◆ RECORDS SUPPLIED ◆
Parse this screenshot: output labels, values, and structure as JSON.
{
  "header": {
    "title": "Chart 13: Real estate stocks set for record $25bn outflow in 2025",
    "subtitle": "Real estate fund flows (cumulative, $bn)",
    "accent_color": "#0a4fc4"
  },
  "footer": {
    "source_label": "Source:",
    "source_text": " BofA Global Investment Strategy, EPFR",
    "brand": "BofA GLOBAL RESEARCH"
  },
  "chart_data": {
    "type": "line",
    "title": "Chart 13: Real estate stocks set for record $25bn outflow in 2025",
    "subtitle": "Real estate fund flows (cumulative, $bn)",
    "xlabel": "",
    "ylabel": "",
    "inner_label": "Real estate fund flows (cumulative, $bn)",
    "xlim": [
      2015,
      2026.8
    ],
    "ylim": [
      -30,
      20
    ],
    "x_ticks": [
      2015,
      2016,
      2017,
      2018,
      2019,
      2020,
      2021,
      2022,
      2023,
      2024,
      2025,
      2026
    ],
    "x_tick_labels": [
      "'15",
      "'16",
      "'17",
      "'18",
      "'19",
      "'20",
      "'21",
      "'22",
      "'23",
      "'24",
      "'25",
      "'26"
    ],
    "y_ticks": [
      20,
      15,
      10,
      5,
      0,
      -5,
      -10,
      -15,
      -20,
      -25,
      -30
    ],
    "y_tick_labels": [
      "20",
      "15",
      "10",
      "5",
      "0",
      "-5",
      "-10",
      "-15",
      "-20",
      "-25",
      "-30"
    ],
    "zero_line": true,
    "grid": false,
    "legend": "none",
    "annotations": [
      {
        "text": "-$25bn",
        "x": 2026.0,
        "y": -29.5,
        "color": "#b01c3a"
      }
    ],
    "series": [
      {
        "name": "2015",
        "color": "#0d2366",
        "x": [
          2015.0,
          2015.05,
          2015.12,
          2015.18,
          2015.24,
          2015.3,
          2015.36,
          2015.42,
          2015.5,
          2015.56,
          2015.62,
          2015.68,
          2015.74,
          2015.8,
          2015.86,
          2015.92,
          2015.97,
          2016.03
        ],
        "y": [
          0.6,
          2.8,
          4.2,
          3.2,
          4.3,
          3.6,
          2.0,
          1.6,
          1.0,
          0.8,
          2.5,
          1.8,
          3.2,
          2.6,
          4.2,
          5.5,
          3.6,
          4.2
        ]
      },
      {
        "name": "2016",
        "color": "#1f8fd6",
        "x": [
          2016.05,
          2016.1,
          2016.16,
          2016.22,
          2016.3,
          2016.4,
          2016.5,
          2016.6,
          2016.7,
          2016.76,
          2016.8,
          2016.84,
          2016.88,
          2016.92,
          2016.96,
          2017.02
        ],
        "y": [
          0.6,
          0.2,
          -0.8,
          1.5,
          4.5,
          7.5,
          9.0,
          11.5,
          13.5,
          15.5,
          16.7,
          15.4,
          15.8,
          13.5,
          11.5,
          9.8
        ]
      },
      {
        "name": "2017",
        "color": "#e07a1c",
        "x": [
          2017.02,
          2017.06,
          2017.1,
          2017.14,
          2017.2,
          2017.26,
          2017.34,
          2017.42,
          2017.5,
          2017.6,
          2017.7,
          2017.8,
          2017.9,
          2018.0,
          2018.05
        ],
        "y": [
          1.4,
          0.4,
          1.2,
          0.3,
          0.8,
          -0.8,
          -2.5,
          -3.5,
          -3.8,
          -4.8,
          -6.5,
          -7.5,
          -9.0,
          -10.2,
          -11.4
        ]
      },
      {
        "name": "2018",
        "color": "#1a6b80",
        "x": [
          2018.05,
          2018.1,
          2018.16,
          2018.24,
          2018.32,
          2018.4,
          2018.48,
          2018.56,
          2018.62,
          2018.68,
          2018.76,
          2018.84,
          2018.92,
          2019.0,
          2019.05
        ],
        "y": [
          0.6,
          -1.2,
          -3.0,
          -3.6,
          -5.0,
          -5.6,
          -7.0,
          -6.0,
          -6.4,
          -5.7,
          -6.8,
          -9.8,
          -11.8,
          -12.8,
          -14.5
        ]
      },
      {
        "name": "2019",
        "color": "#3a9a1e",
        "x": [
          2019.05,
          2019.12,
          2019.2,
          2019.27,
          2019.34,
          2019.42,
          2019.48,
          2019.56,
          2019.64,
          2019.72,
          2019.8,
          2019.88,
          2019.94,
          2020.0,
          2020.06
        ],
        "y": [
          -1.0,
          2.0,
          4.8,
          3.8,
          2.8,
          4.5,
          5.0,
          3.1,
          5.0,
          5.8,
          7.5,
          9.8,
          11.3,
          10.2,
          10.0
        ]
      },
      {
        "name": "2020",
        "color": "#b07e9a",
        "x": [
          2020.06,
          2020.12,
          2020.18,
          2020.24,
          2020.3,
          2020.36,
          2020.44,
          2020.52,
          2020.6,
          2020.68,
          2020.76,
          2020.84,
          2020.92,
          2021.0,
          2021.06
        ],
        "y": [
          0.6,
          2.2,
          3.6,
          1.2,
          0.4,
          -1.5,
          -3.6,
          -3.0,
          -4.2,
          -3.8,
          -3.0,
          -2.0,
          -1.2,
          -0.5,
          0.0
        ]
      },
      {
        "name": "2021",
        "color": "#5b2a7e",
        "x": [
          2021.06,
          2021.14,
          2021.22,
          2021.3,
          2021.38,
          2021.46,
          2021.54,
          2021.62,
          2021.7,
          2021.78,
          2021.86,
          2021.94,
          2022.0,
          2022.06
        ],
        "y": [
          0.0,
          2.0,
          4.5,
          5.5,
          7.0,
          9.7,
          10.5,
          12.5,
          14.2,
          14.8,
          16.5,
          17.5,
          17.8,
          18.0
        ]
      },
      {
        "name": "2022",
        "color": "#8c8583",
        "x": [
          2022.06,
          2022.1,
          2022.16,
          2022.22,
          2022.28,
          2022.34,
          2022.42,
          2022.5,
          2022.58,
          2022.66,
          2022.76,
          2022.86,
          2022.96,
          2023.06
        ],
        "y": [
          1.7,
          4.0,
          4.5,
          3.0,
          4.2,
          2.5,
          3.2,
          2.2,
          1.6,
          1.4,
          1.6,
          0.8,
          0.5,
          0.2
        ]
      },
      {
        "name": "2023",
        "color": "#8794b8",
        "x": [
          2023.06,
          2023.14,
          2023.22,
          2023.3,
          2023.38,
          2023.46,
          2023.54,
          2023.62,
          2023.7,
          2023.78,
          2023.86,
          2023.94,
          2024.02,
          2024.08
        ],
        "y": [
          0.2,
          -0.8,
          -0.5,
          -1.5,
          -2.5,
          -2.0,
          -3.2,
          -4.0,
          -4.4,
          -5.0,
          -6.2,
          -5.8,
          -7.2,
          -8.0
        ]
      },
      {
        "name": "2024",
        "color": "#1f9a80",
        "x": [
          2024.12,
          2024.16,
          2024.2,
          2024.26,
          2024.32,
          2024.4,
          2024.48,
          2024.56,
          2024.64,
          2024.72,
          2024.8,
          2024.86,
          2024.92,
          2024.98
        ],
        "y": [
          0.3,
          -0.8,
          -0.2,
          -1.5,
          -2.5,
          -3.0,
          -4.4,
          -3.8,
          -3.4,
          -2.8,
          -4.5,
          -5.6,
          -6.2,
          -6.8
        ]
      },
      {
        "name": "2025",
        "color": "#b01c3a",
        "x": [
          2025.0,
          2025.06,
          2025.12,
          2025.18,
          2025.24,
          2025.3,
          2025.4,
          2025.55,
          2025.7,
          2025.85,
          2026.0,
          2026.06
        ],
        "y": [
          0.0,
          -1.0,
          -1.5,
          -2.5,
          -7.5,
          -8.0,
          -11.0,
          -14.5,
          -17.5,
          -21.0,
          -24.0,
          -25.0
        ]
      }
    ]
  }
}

==

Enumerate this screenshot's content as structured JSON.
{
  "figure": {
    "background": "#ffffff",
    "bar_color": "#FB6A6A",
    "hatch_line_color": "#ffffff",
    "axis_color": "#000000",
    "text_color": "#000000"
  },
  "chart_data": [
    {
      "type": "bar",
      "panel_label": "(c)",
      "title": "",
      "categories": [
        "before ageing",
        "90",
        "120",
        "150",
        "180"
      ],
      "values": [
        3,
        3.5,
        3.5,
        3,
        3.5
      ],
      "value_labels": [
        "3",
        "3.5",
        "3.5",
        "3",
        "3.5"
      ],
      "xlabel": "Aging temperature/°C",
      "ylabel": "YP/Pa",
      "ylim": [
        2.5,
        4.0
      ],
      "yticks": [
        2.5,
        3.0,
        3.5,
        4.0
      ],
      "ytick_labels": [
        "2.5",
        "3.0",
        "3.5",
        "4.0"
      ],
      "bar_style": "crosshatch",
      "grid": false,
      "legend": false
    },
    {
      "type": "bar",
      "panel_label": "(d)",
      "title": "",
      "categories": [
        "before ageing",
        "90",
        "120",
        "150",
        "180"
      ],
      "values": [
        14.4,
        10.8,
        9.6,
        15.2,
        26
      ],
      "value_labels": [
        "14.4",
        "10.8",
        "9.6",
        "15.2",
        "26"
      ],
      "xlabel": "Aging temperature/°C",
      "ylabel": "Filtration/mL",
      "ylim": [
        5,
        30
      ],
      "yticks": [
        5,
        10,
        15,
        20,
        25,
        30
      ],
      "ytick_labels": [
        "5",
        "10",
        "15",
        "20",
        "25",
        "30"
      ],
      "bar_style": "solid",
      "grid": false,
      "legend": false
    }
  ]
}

◆ EXERCISE DESCRIPTION ◆
Copy each line of the data that contains the word "ffffff".

◆ FINISHED TASK ◆
    "background": "#ffffff",
    "hatch_line_color": "#ffffff",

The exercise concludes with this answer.